> **STATED PROBLEM**
Omit all pictures. Copy the rest of the material exactly.

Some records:
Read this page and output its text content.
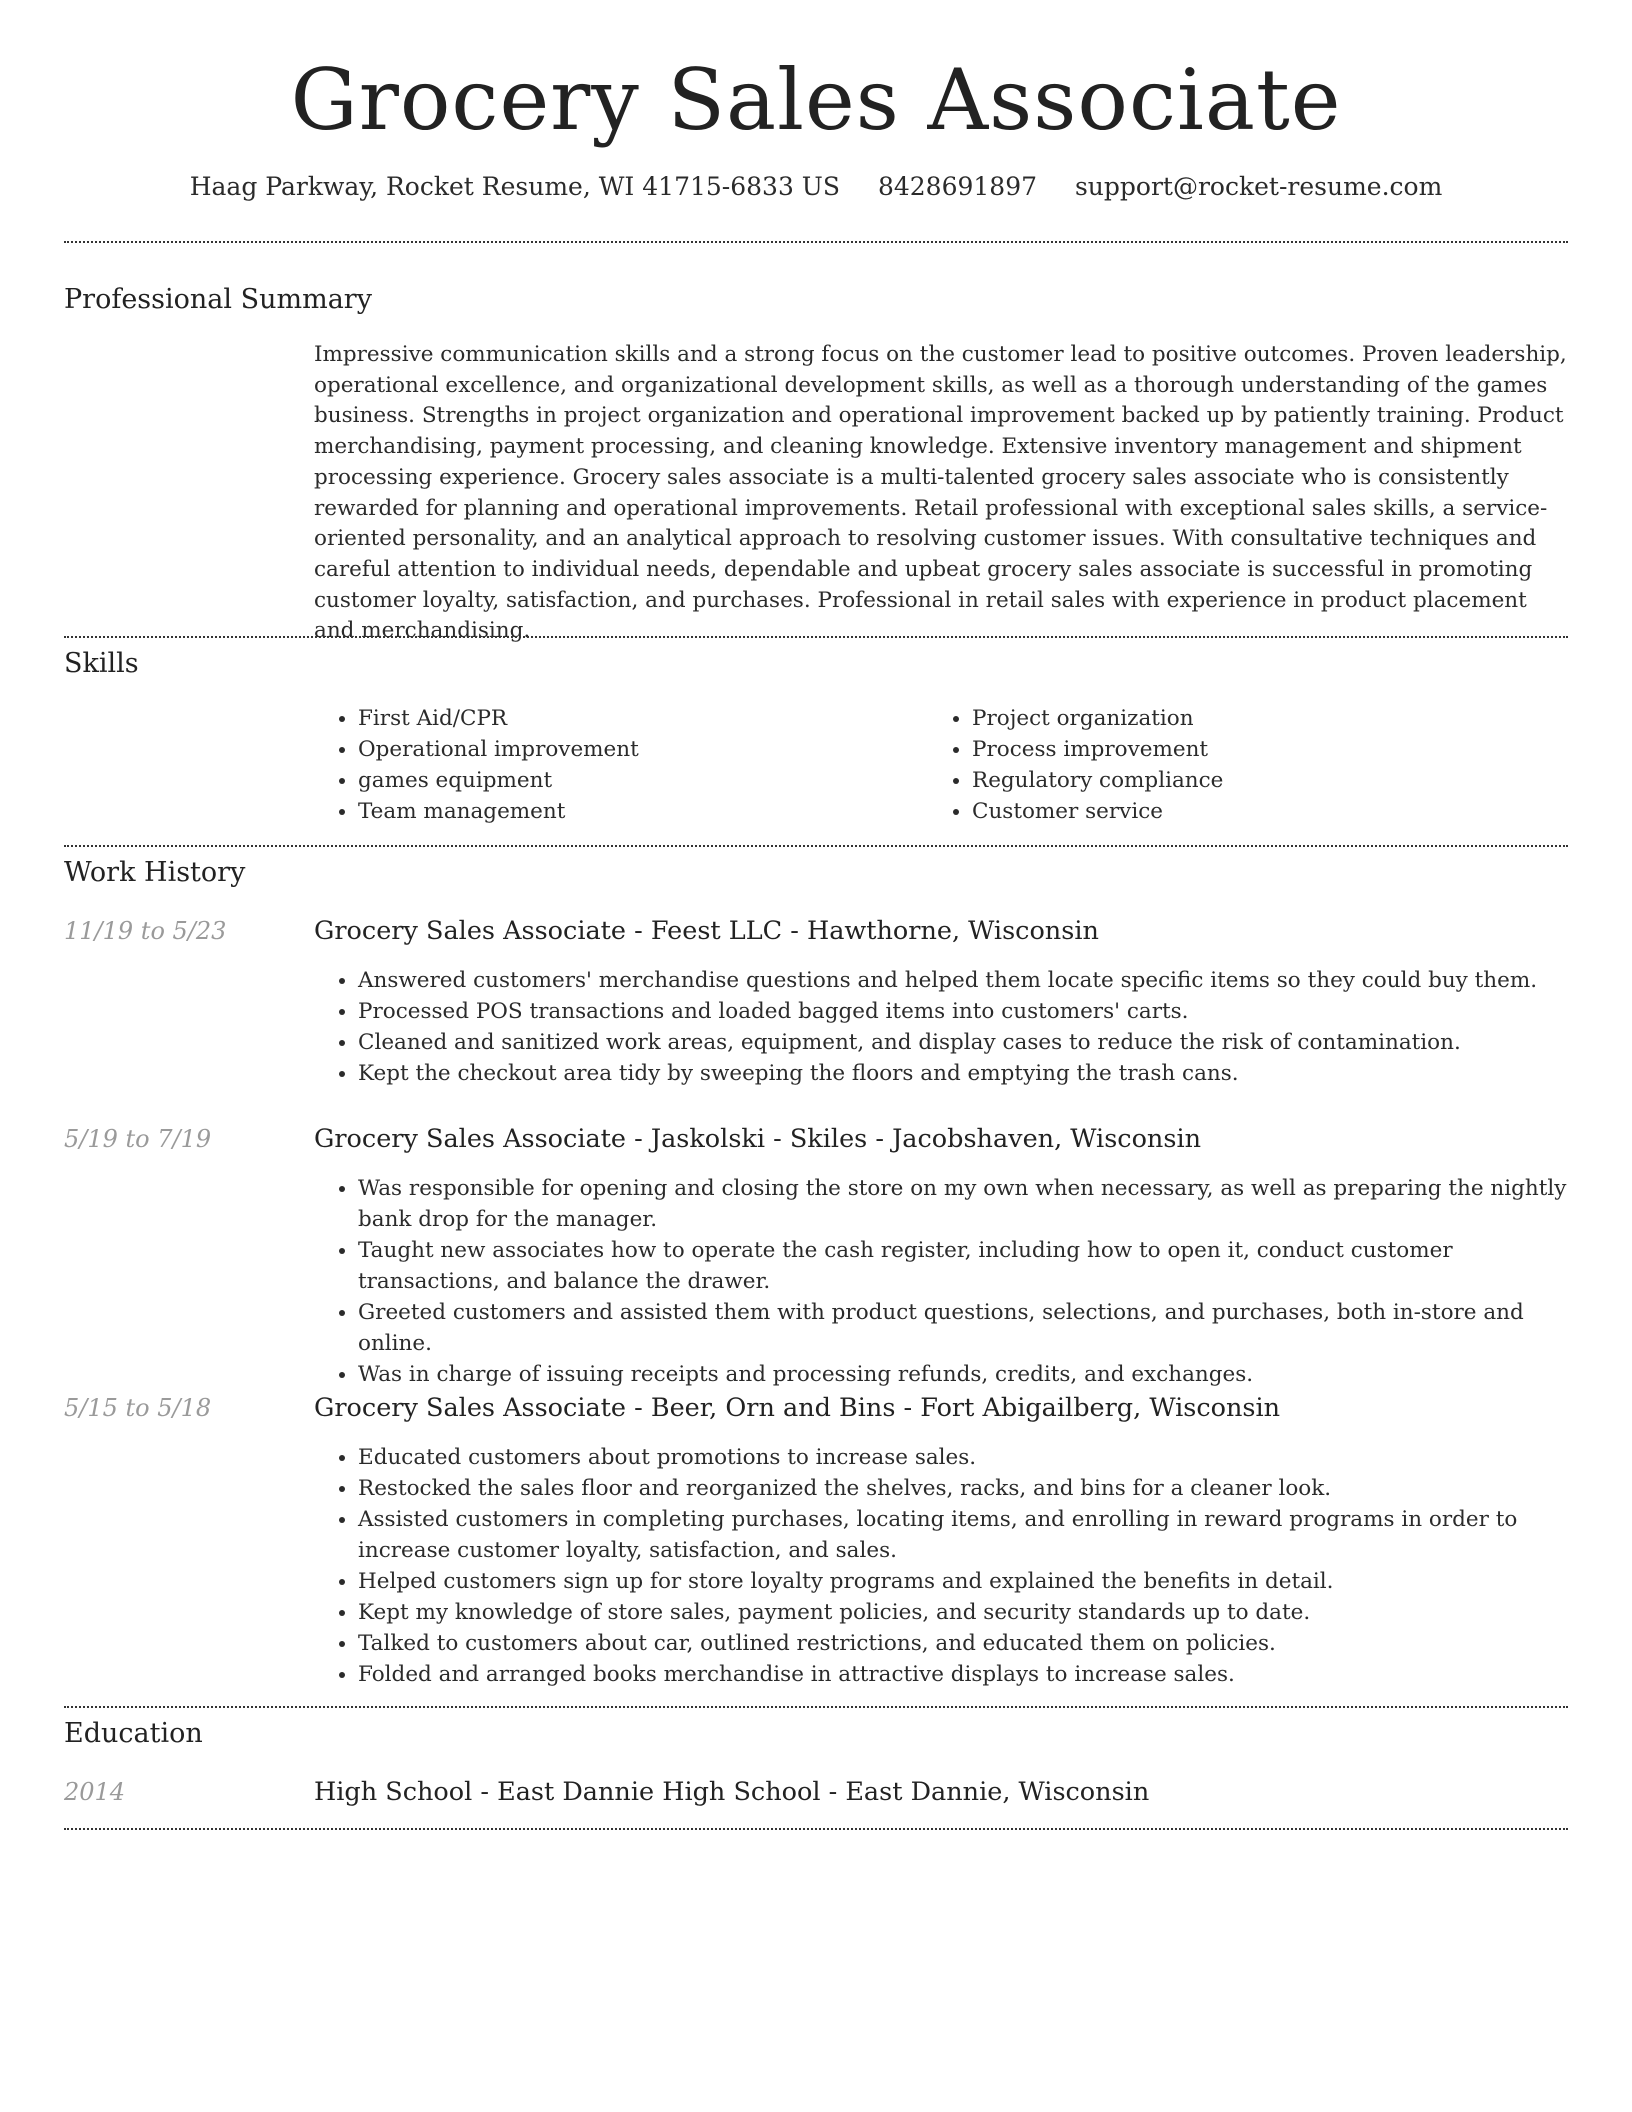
Grocery Sales Associate
Haag Parkway, Rocket Resume, WI 41715-6833 US 8428691897 support@rocket-resume.com
Professional Summary

Impressive communication skills and a strong focus on the customer lead to positive outcomes. Proven leadership, operational excellence, and organizational development skills, as well as a thorough understanding of the games business. Strengths in project organization and operational improvement backed up by patiently training. Product merchandising, payment processing, and cleaning knowledge. Extensive inventory management and shipment processing experience. Grocery sales associate is a multi-talented grocery sales associate who is consistently rewarded for planning and operational improvements. Retail professional with exceptional sales skills, a service-oriented personality, and an analytical approach to resolving customer issues. With consultative techniques and careful attention to individual needs, dependable and upbeat grocery sales associate is successful in promoting customer loyalty, satisfaction, and purchases. Professional in retail sales with experience in product placement and merchandising.

Skills
• First Aid/CPR
• Operational improvement
• games equipment
• Team management
• Project organization
• Process improvement
• Regulatory compliance
• Customer service
Work History
11/19 to 5/23	Grocery Sales Associate - Feest LLC - Hawthorne, Wisconsin
• Answered customers' merchandise questions and helped them locate specific items so they could buy them.
• Processed POS transactions and loaded bagged items into customers' carts.
• Cleaned and sanitized work areas, equipment, and display cases to reduce the risk of contamination.
• Kept the checkout area tidy by sweeping the floors and emptying the trash cans.
5/19 to 7/19	Grocery Sales Associate - Jaskolski - Skiles - Jacobshaven, Wisconsin
• Was responsible for opening and closing the store on my own when necessary, as well as preparing the nightly bank drop for the manager.
• Taught new associates how to operate the cash register, including how to open it, conduct customer transactions, and balance the drawer.
• Greeted customers and assisted them with product questions, selections, and purchases, both in-store and online.
• Was in charge of issuing receipts and processing refunds, credits, and exchanges.
5/15 to 5/18	Grocery Sales Associate - Beer, Orn and Bins - Fort Abigailberg, Wisconsin
• Educated customers about promotions to increase sales.
• Restocked the sales floor and reorganized the shelves, racks, and bins for a cleaner look.
• Assisted customers in completing purchases, locating items, and enrolling in reward programs in order to increase customer loyalty, satisfaction, and sales.
• Helped customers sign up for store loyalty programs and explained the benefits in detail.
• Kept my knowledge of store sales, payment policies, and security standards up to date.
• Talked to customers about car, outlined restrictions, and educated them on policies.
• Folded and arranged books merchandise in attractive displays to increase sales.
Education
2014	High School - East Dannie High School - East Dannie, Wisconsin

> **IN RESPONSE**
Read this page and output its text content.
Grocery Sales Associate
Haag Parkway, Rocket Resume, WI 41715-6833 US 8428691897 support@rocket-resume.com
Professional Summary

Impressive communication skills and a strong focus on the customer lead to positive outcomes. Proven leadership, operational excellence, and organizational development skills, as well as a thorough understanding of the games business. Strengths in project organization and operational improvement backed up by patiently training. Product merchandising, payment processing, and cleaning knowledge. Extensive inventory management and shipment processing experience. Grocery sales associate is a multi-talented grocery sales associate who is consistently rewarded for planning and operational improvements. Retail professional with exceptional sales skills, a service-oriented personality, and an analytical approach to resolving customer issues. With consultative techniques and careful attention to individual needs, dependable and upbeat grocery sales associate is successful in promoting customer loyalty, satisfaction, and purchases. Professional in retail sales with experience in product placement and merchandising.

Skills
• First Aid/CPR
• Operational improvement
• games equipment
• Team management
• Project organization
• Process improvement
• Regulatory compliance
• Customer service
Work History
11/19 to 5/23	Grocery Sales Associate - Feest LLC - Hawthorne, Wisconsin
• Answered customers' merchandise questions and helped them locate specific items so they could buy them.
• Processed POS transactions and loaded bagged items into customers' carts.
• Cleaned and sanitized work areas, equipment, and display cases to reduce the risk of contamination.
• Kept the checkout area tidy by sweeping the floors and emptying the trash cans.
5/19 to 7/19	Grocery Sales Associate - Jaskolski - Skiles - Jacobshaven, Wisconsin
• Was responsible for opening and closing the store on my own when necessary, as well as preparing the nightly bank drop for the manager.
• Taught new associates how to operate the cash register, including how to open it, conduct customer transactions, and balance the drawer.
• Greeted customers and assisted them with product questions, selections, and purchases, both in-store and online.
• Was in charge of issuing receipts and processing refunds, credits, and exchanges.
5/15 to 5/18	Grocery Sales Associate - Beer, Orn and Bins - Fort Abigailberg, Wisconsin
• Educated customers about promotions to increase sales.
• Restocked the sales floor and reorganized the shelves, racks, and bins for a cleaner look.
• Assisted customers in completing purchases, locating items, and enrolling in reward programs in order to increase customer loyalty, satisfaction, and sales.
• Helped customers sign up for store loyalty programs and explained the benefits in detail.
• Kept my knowledge of store sales, payment policies, and security standards up to date.
• Talked to customers about car, outlined restrictions, and educated them on policies.
• Folded and arranged books merchandise in attractive displays to increase sales.
Education
2014	High School - East Dannie High School - East Dannie, Wisconsin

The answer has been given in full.